> Task statement: Return all entries precisely as they stand, without the images.

> Extracted material:
===

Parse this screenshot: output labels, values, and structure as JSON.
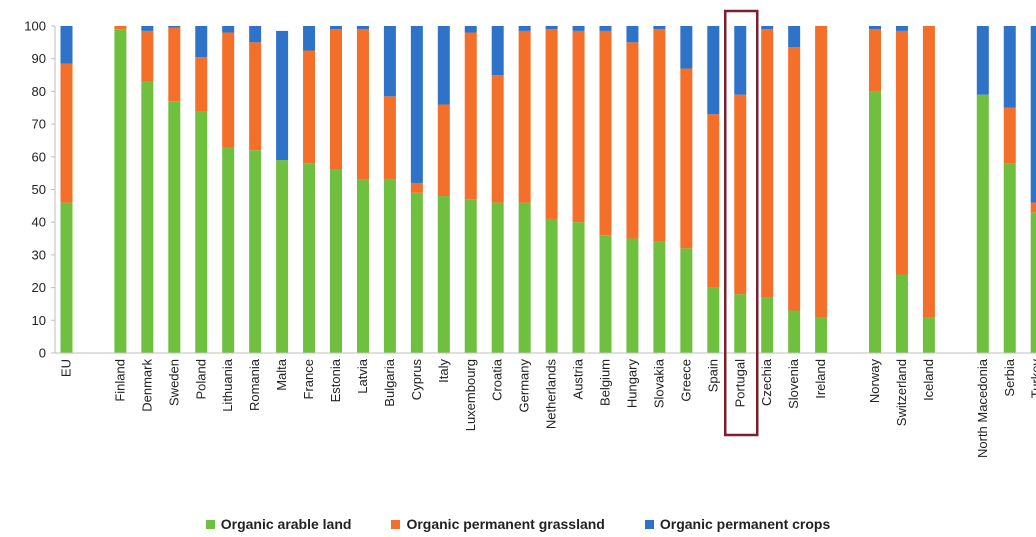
{
  "chart_data": {
    "type": "bar",
    "stacked": true,
    "title": "",
    "xlabel": "",
    "ylabel": "",
    "ylim": [
      0,
      100
    ],
    "yticks": [
      0,
      10,
      20,
      30,
      40,
      50,
      60,
      70,
      80,
      90,
      100
    ],
    "grid": false,
    "legend_position": "bottom",
    "highlight": "Portugal",
    "highlight_color": "#7b1f2e",
    "categories": [
      "EU",
      "",
      "Finland",
      "Denmark",
      "Sweden",
      "Poland",
      "Lithuania",
      "Romania",
      "Malta",
      "France",
      "Estonia",
      "Latvia",
      "Bulgaria",
      "Cyprus",
      "Italy",
      "Luxembourg",
      "Croatia",
      "Germany",
      "Netherlands",
      "Austria",
      "Belgium",
      "Hungary",
      "Slovakia",
      "Greece",
      "Spain",
      "Portugal",
      "Czechia",
      "Slovenia",
      "Ireland",
      "",
      "Norway",
      "Switzerland",
      "Iceland",
      "",
      "North Macedonia",
      "Serbia",
      "Turkey"
    ],
    "series": [
      {
        "name": "Organic arable land",
        "color": "#70c040",
        "values": [
          46,
          null,
          99,
          83,
          77,
          74,
          63,
          62,
          59,
          58,
          56,
          53,
          53,
          49,
          48,
          47,
          46,
          46,
          41,
          40,
          36,
          35,
          34,
          32,
          20,
          18,
          17,
          13,
          11,
          null,
          80,
          24,
          11,
          null,
          79,
          58,
          43
        ]
      },
      {
        "name": "Organic permanent grassland",
        "color": "#f36f2a",
        "values": [
          42.5,
          null,
          1,
          15.5,
          22.5,
          16.5,
          35,
          33,
          0,
          34.5,
          43,
          46,
          25.5,
          3,
          28,
          51,
          39,
          52.5,
          58,
          58.5,
          62.5,
          60,
          65,
          55,
          53,
          61,
          82,
          80.5,
          89,
          null,
          19,
          74.5,
          89,
          null,
          0,
          17,
          3
        ]
      },
      {
        "name": "Organic permanent crops",
        "color": "#2e73c8",
        "values": [
          11.5,
          null,
          0,
          1.5,
          0.5,
          9.5,
          2,
          5,
          39.5,
          7.5,
          1,
          1,
          21.5,
          48,
          24,
          2,
          15,
          1.5,
          1,
          1.5,
          1.5,
          5,
          1,
          13,
          27,
          21,
          1,
          6.5,
          0,
          null,
          1,
          1.5,
          0,
          null,
          21,
          25,
          54
        ]
      }
    ]
  }
}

===

> Solution below:
Parse this screenshot: output labels, values, and structure as JSON.
{
  "chart_data": {
    "type": "bar",
    "stacked": true,
    "title": "",
    "xlabel": "",
    "ylabel": "",
    "ylim": [
      0,
      100
    ],
    "yticks": [
      0,
      10,
      20,
      30,
      40,
      50,
      60,
      70,
      80,
      90,
      100
    ],
    "grid": false,
    "legend_position": "bottom",
    "highlight": "Portugal",
    "highlight_color": "#7b1f2e",
    "categories": [
      "EU",
      "",
      "Finland",
      "Denmark",
      "Sweden",
      "Poland",
      "Lithuania",
      "Romania",
      "Malta",
      "France",
      "Estonia",
      "Latvia",
      "Bulgaria",
      "Cyprus",
      "Italy",
      "Luxembourg",
      "Croatia",
      "Germany",
      "Netherlands",
      "Austria",
      "Belgium",
      "Hungary",
      "Slovakia",
      "Greece",
      "Spain",
      "Portugal",
      "Czechia",
      "Slovenia",
      "Ireland",
      "",
      "Norway",
      "Switzerland",
      "Iceland",
      "",
      "North Macedonia",
      "Serbia",
      "Turkey"
    ],
    "series": [
      {
        "name": "Organic arable land",
        "color": "#70c040",
        "values": [
          46,
          null,
          99,
          83,
          77,
          74,
          63,
          62,
          59,
          58,
          56,
          53,
          53,
          49,
          48,
          47,
          46,
          46,
          41,
          40,
          36,
          35,
          34,
          32,
          20,
          18,
          17,
          13,
          11,
          null,
          80,
          24,
          11,
          null,
          79,
          58,
          43
        ]
      },
      {
        "name": "Organic permanent grassland",
        "color": "#f36f2a",
        "values": [
          42.5,
          null,
          1,
          15.5,
          22.5,
          16.5,
          35,
          33,
          0,
          34.5,
          43,
          46,
          25.5,
          3,
          28,
          51,
          39,
          52.5,
          58,
          58.5,
          62.5,
          60,
          65,
          55,
          53,
          61,
          82,
          80.5,
          89,
          null,
          19,
          74.5,
          89,
          null,
          0,
          17,
          3
        ]
      },
      {
        "name": "Organic permanent crops",
        "color": "#2e73c8",
        "values": [
          11.5,
          null,
          0,
          1.5,
          0.5,
          9.5,
          2,
          5,
          39.5,
          7.5,
          1,
          1,
          21.5,
          48,
          24,
          2,
          15,
          1.5,
          1,
          1.5,
          1.5,
          5,
          1,
          13,
          27,
          21,
          1,
          6.5,
          0,
          null,
          1,
          1.5,
          0,
          null,
          21,
          25,
          54
        ]
      }
    ]
  }
}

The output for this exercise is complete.